Material for this task:

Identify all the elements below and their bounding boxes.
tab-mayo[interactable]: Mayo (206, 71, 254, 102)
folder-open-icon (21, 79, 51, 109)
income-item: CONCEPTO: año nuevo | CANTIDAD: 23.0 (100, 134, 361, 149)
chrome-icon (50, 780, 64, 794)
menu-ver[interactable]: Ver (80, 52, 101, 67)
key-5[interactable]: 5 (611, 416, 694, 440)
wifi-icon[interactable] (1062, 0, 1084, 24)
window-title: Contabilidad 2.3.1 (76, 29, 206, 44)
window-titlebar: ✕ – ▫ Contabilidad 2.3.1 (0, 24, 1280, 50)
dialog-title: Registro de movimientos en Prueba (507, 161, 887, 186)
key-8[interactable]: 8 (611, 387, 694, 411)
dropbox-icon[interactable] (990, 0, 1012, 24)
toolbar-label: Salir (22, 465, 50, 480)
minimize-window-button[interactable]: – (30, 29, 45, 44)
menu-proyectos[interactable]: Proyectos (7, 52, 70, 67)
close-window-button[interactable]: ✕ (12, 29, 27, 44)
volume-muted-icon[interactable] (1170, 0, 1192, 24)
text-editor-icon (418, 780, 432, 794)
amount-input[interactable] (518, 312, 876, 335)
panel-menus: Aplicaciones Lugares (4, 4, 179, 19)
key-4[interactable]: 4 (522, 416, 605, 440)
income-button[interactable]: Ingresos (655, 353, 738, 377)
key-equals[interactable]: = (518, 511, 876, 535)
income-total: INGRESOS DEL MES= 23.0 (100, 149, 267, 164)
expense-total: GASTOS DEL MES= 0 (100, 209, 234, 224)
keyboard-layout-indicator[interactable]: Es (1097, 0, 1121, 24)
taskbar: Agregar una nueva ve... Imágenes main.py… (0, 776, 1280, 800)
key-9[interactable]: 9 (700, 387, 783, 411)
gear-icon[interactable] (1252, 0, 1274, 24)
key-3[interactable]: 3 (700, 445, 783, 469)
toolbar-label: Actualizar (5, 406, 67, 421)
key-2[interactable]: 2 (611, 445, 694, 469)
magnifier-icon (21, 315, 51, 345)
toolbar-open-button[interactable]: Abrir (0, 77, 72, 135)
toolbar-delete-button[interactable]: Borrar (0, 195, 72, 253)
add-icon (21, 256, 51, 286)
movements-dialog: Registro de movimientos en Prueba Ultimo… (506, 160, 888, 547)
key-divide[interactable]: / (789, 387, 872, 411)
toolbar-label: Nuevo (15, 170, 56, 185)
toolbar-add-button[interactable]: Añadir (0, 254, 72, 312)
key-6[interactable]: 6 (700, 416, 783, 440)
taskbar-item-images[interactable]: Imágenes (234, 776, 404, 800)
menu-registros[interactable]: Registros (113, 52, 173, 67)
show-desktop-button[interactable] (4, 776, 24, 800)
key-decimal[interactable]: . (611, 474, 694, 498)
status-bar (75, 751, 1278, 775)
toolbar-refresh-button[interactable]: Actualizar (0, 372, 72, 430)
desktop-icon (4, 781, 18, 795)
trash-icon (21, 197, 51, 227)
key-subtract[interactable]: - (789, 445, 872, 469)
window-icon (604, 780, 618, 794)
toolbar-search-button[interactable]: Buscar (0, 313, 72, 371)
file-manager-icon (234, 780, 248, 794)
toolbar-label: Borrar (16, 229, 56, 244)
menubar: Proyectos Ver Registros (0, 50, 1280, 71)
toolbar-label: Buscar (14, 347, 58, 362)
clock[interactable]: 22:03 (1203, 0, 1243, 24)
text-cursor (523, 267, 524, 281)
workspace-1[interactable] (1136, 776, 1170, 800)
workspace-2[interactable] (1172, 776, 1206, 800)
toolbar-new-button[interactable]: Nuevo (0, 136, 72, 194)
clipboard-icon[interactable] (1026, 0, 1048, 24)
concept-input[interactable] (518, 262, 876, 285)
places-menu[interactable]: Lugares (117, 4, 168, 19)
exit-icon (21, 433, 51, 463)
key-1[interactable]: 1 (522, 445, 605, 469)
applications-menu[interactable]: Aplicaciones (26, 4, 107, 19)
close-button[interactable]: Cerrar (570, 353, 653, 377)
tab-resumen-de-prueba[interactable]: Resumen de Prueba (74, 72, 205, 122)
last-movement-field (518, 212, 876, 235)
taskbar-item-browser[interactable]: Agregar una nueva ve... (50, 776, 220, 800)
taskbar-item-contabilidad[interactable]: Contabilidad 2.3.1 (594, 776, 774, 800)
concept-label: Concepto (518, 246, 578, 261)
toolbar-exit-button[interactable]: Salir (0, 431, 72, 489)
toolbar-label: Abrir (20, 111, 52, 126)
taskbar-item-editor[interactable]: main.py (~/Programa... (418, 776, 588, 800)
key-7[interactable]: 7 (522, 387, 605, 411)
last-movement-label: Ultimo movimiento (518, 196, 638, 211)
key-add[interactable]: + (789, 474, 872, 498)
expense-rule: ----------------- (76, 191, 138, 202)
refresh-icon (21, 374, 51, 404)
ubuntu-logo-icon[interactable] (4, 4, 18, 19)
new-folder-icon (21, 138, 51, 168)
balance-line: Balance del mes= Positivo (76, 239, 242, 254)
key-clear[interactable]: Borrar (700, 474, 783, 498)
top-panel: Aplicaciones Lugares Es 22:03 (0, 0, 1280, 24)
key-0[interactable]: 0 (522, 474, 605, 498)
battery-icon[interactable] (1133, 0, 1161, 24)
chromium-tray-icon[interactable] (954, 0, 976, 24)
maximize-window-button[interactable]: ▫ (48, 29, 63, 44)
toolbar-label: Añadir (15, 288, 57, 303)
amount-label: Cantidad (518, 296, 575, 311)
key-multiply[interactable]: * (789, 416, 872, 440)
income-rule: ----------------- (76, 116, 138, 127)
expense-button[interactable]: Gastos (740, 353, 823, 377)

Task prompt: Filter the data, keeping only the lines that contain "text".

Problem solution:
text-editor-icon (418, 780, 432, 794)
text-cursor (523, 267, 524, 281)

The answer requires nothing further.